━━━ Dataset
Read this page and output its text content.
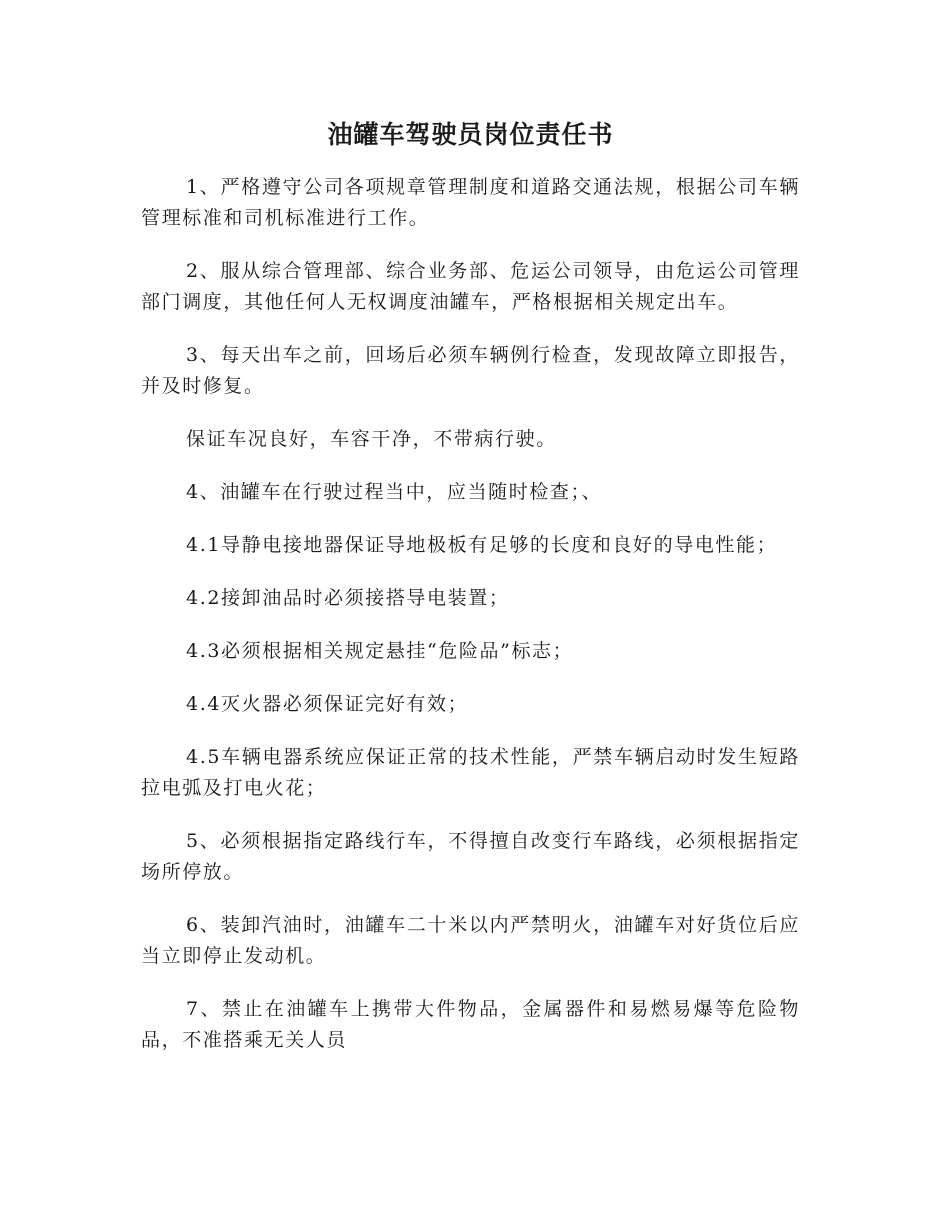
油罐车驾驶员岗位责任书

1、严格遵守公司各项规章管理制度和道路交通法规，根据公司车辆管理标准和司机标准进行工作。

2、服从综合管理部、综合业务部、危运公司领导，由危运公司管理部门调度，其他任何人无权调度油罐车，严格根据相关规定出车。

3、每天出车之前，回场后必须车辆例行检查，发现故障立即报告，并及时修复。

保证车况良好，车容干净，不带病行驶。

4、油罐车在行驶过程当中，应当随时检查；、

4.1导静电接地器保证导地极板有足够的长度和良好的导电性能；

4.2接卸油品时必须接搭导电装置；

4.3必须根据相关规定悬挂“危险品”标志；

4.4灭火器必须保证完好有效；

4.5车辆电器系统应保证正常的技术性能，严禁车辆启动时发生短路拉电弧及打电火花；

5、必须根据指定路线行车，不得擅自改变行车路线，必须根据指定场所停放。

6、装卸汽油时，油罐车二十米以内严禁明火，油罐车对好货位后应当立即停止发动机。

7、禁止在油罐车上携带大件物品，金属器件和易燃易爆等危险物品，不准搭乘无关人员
━━━━━━
━━━ Dataset
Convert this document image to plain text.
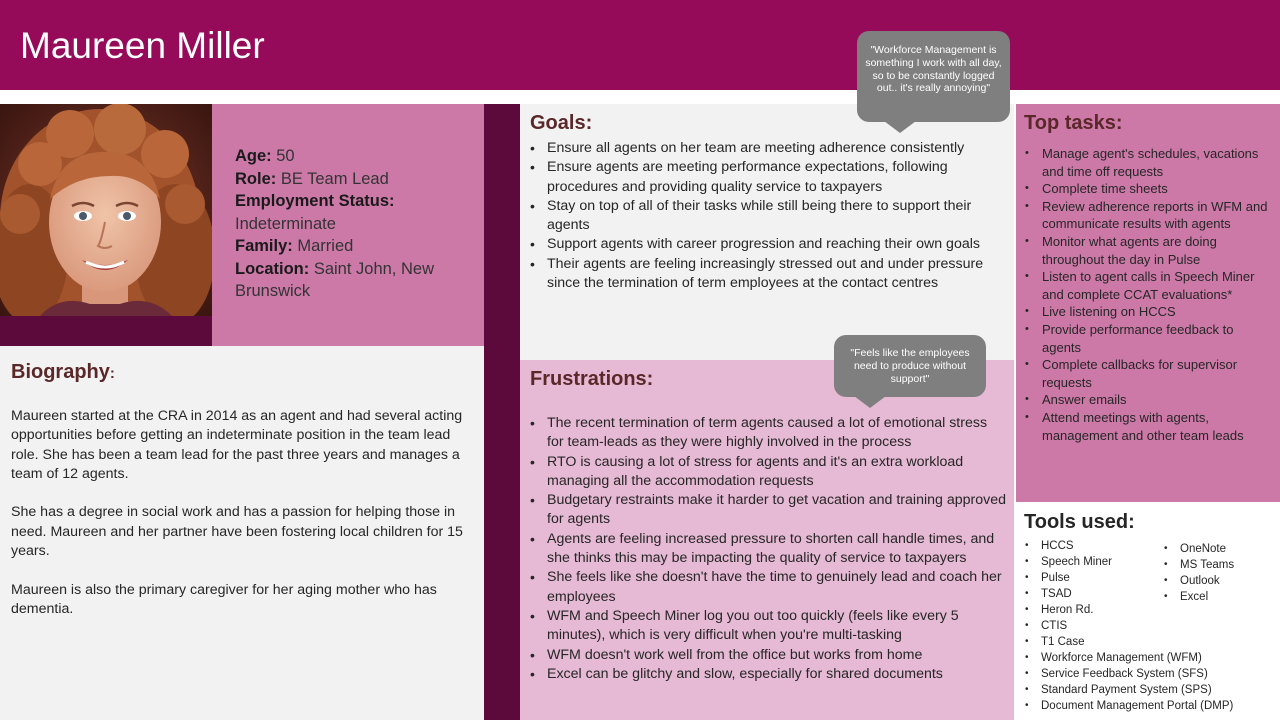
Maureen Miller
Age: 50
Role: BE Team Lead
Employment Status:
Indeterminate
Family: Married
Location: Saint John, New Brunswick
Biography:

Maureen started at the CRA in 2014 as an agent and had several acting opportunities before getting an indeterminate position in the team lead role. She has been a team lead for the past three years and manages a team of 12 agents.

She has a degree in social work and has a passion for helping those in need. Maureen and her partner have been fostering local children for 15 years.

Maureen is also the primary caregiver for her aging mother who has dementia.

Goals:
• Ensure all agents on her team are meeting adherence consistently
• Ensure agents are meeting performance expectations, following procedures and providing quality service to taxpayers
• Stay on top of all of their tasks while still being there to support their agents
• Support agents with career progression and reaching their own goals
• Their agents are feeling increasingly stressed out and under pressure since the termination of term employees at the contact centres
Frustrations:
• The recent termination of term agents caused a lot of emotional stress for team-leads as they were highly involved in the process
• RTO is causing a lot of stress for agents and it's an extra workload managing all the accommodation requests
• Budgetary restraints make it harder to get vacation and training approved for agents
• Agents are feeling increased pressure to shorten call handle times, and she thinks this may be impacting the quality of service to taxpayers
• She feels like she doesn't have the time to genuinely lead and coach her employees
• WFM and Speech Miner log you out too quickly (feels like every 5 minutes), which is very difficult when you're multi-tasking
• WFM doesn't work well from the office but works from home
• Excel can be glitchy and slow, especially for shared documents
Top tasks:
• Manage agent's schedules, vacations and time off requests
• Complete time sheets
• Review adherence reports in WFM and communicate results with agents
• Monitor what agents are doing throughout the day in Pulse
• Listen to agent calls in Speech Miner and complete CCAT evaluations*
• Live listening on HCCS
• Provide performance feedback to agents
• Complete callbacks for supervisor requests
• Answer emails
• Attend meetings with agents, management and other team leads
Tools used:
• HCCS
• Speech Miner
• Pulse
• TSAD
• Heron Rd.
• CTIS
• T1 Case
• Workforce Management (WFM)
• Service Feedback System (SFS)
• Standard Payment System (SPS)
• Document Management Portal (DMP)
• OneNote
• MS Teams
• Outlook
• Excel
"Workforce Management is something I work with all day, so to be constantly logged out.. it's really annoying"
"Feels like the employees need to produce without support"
━━━━━━
What is asked: Determine how many lines in the data above contain the string "need". Give nothing except the number.

Output of the task: 2